• **To do**
All entries must be extracted exactly, with nothing added or dropped.

• **Records for this task**
* begin *

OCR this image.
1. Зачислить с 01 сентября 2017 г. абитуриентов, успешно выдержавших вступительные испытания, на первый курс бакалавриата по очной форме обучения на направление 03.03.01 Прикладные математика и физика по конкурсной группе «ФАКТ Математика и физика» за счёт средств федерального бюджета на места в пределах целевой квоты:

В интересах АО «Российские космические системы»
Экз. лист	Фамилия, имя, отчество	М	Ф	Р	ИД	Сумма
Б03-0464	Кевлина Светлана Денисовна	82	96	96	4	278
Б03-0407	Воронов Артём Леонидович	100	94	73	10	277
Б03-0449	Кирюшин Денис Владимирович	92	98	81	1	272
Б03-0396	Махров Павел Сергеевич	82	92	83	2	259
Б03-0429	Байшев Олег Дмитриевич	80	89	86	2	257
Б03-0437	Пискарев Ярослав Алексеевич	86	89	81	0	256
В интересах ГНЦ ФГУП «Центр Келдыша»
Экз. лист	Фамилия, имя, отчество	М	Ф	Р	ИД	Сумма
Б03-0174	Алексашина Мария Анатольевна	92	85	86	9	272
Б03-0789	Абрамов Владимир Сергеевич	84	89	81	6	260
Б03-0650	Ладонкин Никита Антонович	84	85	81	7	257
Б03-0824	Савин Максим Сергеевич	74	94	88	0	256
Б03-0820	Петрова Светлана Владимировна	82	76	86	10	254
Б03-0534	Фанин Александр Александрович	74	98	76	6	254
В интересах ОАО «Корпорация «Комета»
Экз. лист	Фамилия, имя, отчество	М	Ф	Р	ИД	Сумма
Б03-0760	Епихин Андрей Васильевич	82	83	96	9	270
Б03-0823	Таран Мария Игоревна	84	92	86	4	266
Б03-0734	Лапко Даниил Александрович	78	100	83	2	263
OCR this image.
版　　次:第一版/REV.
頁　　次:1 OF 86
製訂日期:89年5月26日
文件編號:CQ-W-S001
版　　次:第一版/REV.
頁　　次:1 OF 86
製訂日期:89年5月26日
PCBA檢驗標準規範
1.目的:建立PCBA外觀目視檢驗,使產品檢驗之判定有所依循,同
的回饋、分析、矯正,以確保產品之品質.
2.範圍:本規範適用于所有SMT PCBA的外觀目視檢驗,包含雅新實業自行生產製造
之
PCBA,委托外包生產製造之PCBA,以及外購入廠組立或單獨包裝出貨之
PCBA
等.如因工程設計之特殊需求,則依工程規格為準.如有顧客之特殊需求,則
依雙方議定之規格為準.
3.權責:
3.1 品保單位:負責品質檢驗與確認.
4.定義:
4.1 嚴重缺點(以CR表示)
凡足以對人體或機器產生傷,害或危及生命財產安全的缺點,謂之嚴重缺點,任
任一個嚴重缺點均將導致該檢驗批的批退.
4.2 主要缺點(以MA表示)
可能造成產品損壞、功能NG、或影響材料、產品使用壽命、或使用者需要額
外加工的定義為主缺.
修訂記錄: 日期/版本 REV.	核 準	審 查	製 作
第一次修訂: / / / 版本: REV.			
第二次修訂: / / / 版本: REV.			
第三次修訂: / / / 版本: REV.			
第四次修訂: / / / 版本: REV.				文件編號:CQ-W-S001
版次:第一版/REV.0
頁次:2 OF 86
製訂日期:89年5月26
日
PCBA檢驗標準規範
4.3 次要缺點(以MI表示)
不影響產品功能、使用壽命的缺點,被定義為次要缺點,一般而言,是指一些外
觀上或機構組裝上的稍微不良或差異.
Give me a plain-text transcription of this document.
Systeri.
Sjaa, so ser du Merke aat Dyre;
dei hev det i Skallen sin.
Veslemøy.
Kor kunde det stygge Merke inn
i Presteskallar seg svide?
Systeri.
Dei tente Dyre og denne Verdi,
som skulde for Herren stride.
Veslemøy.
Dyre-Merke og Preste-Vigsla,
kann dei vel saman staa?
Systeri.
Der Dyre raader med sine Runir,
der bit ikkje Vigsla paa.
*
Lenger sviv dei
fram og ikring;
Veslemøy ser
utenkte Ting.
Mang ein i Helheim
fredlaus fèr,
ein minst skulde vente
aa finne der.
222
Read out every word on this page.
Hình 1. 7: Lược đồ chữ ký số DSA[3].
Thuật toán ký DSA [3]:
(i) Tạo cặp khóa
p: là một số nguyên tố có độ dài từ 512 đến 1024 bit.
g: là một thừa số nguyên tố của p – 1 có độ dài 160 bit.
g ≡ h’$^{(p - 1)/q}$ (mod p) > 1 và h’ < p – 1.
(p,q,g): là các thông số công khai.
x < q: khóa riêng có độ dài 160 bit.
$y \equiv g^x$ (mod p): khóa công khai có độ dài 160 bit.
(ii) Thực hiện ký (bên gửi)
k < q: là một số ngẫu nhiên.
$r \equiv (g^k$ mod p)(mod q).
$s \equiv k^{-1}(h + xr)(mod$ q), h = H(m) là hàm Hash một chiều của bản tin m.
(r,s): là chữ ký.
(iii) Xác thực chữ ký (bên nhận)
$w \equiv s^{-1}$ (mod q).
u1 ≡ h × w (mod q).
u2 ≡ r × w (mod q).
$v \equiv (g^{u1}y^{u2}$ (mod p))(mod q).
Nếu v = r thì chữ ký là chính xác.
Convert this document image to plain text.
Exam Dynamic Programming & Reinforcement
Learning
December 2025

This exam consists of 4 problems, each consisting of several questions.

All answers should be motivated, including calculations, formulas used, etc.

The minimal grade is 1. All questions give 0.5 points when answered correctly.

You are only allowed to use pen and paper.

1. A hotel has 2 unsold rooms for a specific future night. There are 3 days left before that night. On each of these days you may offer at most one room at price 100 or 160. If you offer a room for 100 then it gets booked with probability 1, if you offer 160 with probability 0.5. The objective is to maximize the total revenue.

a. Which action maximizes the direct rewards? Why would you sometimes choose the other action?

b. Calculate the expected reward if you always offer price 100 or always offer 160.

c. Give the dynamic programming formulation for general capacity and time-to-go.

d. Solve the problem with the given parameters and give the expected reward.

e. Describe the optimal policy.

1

* end *

• **Result of the task**
OCR this image.
1. Зачислить с 01 сентября 2017 г. абитуриентов, успешно выдержавших вступительные испытания, на первый курс бакалавриата по очной форме обучения на направление 03.03.01 Прикладные математика и физика по конкурсной группе «ФАКТ Математика и физика» за счёт средств федерального бюджета на места в пределах целевой квоты:

В интересах АО «Российские космические системы»
Экз. лист	Фамилия, имя, отчество	М	Ф	Р	ИД	Сумма
Б03-0464	Кевлина Светлана Денисовна	82	96	96	4	278
Б03-0407	Воронов Артём Леонидович	100	94	73	10	277
Б03-0449	Кирюшин Денис Владимирович	92	98	81	1	272
Б03-0396	Махров Павел Сергеевич	82	92	83	2	259
Б03-0429	Байшев Олег Дмитриевич	80	89	86	2	257
Б03-0437	Пискарев Ярослав Алексеевич	86	89	81	0	256
В интересах ГНЦ ФГУП «Центр Келдыша»
Экз. лист	Фамилия, имя, отчество	М	Ф	Р	ИД	Сумма
Б03-0174	Алексашина Мария Анатольевна	92	85	86	9	272
Б03-0789	Абрамов Владимир Сергеевич	84	89	81	6	260
Б03-0650	Ладонкин Никита Антонович	84	85	81	7	257
Б03-0824	Савин Максим Сергеевич	74	94	88	0	256
Б03-0820	Петрова Светлана Владимировна	82	76	86	10	254
Б03-0534	Фанин Александр Александрович	74	98	76	6	254
В интересах ОАО «Корпорация «Комета»
Экз. лист	Фамилия, имя, отчество	М	Ф	Р	ИД	Сумма
Б03-0760	Епихин Андрей Васильевич	82	83	96	9	270
Б03-0823	Таран Мария Игоревна	84	92	86	4	266
Б03-0734	Лапко Даниил Александрович	78	100	83	2	263
OCR this image.
版　　次:第一版/REV.
頁　　次:1 OF 86
製訂日期:89年5月26日
文件編號:CQ-W-S001
版　　次:第一版/REV.
頁　　次:1 OF 86
製訂日期:89年5月26日
PCBA檢驗標準規範
1.目的:建立PCBA外觀目視檢驗,使產品檢驗之判定有所依循,同
的回饋、分析、矯正,以確保產品之品質.
2.範圍:本規範適用于所有SMT PCBA的外觀目視檢驗,包含雅新實業自行生產製造
之
PCBA,委托外包生產製造之PCBA,以及外購入廠組立或單獨包裝出貨之
PCBA
等.如因工程設計之特殊需求,則依工程規格為準.如有顧客之特殊需求,則
依雙方議定之規格為準.
3.權責:
3.1 品保單位:負責品質檢驗與確認.
4.定義:
4.1 嚴重缺點(以CR表示)
凡足以對人體或機器產生傷,害或危及生命財產安全的缺點,謂之嚴重缺點,任
任一個嚴重缺點均將導致該檢驗批的批退.
4.2 主要缺點(以MA表示)
可能造成產品損壞、功能NG、或影響材料、產品使用壽命、或使用者需要額
外加工的定義為主缺.
修訂記錄: 日期/版本 REV.	核 準	審 查	製 作
第一次修訂: / / / 版本: REV.			
第二次修訂: / / / 版本: REV.			
第三次修訂: / / / 版本: REV.			
第四次修訂: / / / 版本: REV.				文件編號:CQ-W-S001
版次:第一版/REV.0
頁次:2 OF 86
製訂日期:89年5月26
日
PCBA檢驗標準規範
4.3 次要缺點(以MI表示)
不影響產品功能、使用壽命的缺點,被定義為次要缺點,一般而言,是指一些外
觀上或機構組裝上的稍微不良或差異.
Give me a plain-text transcription of this document.
Systeri.
Sjaa, so ser du Merke aat Dyre;
dei hev det i Skallen sin.
Veslemøy.
Kor kunde det stygge Merke inn
i Presteskallar seg svide?
Systeri.
Dei tente Dyre og denne Verdi,
som skulde for Herren stride.
Veslemøy.
Dyre-Merke og Preste-Vigsla,
kann dei vel saman staa?
Systeri.
Der Dyre raader med sine Runir,
der bit ikkje Vigsla paa.
*
Lenger sviv dei
fram og ikring;
Veslemøy ser
utenkte Ting.
Mang ein i Helheim
fredlaus fèr,
ein minst skulde vente
aa finne der.
222
Read out every word on this page.
Hình 1. 7: Lược đồ chữ ký số DSA[3].
Thuật toán ký DSA [3]:
(i) Tạo cặp khóa
p: là một số nguyên tố có độ dài từ 512 đến 1024 bit.
g: là một thừa số nguyên tố của p – 1 có độ dài 160 bit.
g ≡ h’$^{(p - 1)/q}$ (mod p) > 1 và h’ < p – 1.
(p,q,g): là các thông số công khai.
x < q: khóa riêng có độ dài 160 bit.
$y \equiv g^x$ (mod p): khóa công khai có độ dài 160 bit.
(ii) Thực hiện ký (bên gửi)
k < q: là một số ngẫu nhiên.
$r \equiv (g^k$ mod p)(mod q).
$s \equiv k^{-1}(h + xr)(mod$ q), h = H(m) là hàm Hash một chiều của bản tin m.
(r,s): là chữ ký.
(iii) Xác thực chữ ký (bên nhận)
$w \equiv s^{-1}$ (mod q).
u1 ≡ h × w (mod q).
u2 ≡ r × w (mod q).
$v \equiv (g^{u1}y^{u2}$ (mod p))(mod q).
Nếu v = r thì chữ ký là chính xác.
Convert this document image to plain text.
Exam Dynamic Programming & Reinforcement
Learning
December 2025

This exam consists of 4 problems, each consisting of several questions.

All answers should be motivated, including calculations, formulas used, etc.

The minimal grade is 1. All questions give 0.5 points when answered correctly.

You are only allowed to use pen and paper.

1. A hotel has 2 unsold rooms for a specific future night. There are 3 days left before that night. On each of these days you may offer at most one room at price 100 or 160. If you offer a room for 100 then it gets booked with probability 1, if you offer 160 with probability 0.5. The objective is to maximize the total revenue.

a. Which action maximizes the direct rewards? Why would you sometimes choose the other action?

b. Calculate the expected reward if you always offer price 100 or always offer 160.

c. Give the dynamic programming formulation for general capacity and time-to-go.

d. Solve the problem with the given parameters and give the expected reward.

e. Describe the optimal policy.

1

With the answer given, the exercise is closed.